▶ Your instructions: Copy the lines word for word, from the first line of the records through the line holding "value-label: 82° — [757, 221, 810, 254]", including both.

▶ Available records:
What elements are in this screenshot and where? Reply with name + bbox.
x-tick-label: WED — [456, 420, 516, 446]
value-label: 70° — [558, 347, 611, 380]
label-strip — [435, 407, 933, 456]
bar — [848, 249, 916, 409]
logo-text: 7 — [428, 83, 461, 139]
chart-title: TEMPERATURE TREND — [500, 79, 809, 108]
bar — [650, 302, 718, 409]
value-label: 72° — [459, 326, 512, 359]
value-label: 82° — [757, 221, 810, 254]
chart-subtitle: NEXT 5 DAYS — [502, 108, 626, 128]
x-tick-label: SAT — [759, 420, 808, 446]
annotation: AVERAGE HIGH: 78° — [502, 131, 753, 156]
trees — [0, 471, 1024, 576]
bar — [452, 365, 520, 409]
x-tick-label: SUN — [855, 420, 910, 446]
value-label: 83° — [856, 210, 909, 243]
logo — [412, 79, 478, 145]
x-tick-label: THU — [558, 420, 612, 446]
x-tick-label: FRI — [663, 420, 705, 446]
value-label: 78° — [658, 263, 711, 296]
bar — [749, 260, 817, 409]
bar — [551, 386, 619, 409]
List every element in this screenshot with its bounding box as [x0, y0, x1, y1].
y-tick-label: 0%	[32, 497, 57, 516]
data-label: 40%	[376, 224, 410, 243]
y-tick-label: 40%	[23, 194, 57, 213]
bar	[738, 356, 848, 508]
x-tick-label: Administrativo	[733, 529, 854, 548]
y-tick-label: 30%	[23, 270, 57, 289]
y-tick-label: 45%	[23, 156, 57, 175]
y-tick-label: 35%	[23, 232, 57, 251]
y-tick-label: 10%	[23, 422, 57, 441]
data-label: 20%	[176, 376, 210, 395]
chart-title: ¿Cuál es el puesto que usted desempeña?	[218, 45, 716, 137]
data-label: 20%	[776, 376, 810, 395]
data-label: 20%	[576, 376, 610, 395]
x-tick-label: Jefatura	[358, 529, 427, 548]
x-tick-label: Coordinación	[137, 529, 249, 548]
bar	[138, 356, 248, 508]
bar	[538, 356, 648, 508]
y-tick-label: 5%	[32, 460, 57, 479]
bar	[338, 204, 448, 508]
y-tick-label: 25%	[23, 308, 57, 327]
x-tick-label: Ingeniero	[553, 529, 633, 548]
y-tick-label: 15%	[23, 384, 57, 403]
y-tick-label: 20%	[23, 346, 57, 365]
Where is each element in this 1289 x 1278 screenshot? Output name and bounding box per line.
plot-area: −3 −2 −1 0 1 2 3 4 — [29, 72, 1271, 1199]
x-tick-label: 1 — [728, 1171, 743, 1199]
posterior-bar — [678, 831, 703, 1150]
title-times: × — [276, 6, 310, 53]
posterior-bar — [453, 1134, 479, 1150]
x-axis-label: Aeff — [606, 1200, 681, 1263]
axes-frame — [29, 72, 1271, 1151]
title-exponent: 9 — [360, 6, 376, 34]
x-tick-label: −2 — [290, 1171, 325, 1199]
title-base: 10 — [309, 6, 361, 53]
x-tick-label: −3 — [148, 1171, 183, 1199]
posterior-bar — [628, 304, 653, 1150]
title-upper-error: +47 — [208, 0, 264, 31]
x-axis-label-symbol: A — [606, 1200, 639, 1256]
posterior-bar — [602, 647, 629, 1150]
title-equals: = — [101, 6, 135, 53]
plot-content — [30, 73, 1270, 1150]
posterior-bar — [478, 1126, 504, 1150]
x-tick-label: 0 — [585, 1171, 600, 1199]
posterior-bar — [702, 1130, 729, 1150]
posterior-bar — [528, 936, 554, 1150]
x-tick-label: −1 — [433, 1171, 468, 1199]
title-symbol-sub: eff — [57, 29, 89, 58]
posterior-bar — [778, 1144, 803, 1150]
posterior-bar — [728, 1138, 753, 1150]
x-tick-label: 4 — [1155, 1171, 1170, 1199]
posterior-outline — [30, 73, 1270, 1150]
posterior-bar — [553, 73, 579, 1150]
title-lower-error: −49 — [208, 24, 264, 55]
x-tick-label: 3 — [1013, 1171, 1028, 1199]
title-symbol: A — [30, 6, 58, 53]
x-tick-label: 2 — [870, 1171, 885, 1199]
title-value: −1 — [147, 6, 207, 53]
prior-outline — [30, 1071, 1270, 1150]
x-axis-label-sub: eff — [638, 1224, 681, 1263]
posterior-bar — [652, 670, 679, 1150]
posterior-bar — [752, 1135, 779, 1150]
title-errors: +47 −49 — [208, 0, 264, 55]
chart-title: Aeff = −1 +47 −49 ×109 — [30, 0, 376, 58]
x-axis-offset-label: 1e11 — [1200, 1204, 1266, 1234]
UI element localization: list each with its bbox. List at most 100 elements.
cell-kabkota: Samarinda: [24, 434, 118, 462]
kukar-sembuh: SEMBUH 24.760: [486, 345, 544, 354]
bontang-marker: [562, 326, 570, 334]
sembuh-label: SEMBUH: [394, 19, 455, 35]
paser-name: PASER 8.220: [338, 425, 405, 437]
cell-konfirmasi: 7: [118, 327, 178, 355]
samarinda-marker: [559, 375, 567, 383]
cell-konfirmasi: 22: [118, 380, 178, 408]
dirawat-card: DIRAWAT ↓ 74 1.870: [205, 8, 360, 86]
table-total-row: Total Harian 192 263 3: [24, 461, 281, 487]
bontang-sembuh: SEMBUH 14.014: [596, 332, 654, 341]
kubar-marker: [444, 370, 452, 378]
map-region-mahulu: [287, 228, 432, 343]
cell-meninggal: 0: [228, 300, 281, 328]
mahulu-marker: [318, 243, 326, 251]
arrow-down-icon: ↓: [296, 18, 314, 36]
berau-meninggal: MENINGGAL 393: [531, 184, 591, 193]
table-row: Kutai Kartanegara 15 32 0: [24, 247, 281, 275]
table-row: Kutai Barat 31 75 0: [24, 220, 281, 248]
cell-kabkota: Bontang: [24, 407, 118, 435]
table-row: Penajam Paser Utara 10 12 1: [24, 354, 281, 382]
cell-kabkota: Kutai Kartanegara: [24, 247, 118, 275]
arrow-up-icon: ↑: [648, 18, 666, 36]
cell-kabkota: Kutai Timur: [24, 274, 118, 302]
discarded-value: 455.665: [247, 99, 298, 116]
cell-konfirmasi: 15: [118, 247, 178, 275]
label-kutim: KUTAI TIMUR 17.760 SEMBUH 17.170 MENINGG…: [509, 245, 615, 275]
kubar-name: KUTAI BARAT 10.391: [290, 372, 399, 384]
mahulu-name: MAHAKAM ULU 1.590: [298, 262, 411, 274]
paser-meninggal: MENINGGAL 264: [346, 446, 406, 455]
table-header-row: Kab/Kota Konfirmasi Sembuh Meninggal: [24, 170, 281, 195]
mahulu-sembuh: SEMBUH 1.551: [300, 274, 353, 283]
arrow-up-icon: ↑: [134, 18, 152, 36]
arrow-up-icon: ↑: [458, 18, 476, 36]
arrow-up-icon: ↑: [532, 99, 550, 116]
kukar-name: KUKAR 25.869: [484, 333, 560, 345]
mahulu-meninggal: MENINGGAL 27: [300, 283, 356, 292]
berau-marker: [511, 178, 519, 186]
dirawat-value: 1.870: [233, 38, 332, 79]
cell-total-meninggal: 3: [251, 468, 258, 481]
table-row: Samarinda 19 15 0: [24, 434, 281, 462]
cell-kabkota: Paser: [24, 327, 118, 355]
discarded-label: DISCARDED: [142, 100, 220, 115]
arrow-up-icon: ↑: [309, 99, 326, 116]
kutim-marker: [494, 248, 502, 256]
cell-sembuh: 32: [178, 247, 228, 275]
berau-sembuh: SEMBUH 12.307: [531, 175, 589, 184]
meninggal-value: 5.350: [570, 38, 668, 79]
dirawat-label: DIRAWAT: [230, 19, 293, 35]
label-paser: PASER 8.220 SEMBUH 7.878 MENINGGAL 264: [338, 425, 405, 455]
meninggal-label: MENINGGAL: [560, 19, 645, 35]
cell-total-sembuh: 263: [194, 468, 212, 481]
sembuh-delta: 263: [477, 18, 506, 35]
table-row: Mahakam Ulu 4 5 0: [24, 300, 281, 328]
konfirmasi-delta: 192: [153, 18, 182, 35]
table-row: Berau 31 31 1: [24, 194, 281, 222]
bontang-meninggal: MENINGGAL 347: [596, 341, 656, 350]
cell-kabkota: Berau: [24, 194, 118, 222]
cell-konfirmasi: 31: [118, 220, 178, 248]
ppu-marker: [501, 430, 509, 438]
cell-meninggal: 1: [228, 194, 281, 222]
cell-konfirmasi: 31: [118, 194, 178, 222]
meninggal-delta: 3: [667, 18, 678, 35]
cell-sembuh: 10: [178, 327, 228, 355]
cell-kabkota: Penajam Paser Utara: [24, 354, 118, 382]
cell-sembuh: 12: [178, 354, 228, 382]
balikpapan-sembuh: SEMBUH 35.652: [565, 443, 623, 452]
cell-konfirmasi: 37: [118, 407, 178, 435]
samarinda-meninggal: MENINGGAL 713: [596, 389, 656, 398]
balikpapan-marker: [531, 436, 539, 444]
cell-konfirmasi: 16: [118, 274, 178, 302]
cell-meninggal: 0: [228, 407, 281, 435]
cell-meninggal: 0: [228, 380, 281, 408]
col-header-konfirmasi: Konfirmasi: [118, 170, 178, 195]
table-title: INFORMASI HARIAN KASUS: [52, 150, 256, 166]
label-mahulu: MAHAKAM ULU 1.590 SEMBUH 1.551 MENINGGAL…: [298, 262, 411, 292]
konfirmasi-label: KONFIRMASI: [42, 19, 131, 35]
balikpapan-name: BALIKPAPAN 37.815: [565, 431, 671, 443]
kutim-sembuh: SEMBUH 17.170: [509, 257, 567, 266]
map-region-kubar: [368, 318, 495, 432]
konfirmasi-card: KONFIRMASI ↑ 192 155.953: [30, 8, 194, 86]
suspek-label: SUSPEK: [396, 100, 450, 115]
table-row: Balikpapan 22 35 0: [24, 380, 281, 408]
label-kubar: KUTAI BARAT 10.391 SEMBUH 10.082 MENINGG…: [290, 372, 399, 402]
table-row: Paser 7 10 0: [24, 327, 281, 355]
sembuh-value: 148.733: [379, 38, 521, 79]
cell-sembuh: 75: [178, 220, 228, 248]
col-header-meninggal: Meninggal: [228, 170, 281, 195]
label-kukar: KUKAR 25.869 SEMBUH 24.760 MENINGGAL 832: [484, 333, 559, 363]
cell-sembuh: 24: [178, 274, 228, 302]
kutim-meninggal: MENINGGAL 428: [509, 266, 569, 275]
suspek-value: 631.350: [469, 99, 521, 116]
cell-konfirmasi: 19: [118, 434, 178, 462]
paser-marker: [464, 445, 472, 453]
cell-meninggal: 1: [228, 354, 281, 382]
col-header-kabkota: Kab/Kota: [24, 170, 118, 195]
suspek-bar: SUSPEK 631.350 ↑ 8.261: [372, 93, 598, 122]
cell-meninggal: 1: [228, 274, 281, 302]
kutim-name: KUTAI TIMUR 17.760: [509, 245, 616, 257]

▶ Exercise answer:
What elements are in this screenshot and where? Reply with name + bbox.
x-tick-label: WED — [456, 420, 516, 446]
value-label: 70° — [558, 347, 611, 380]
label-strip — [435, 407, 933, 456]
bar — [848, 249, 916, 409]
logo-text: 7 — [428, 83, 461, 139]
chart-title: TEMPERATURE TREND — [500, 79, 809, 108]
bar — [650, 302, 718, 409]
value-label: 72° — [459, 326, 512, 359]
value-label: 82° — [757, 221, 810, 254]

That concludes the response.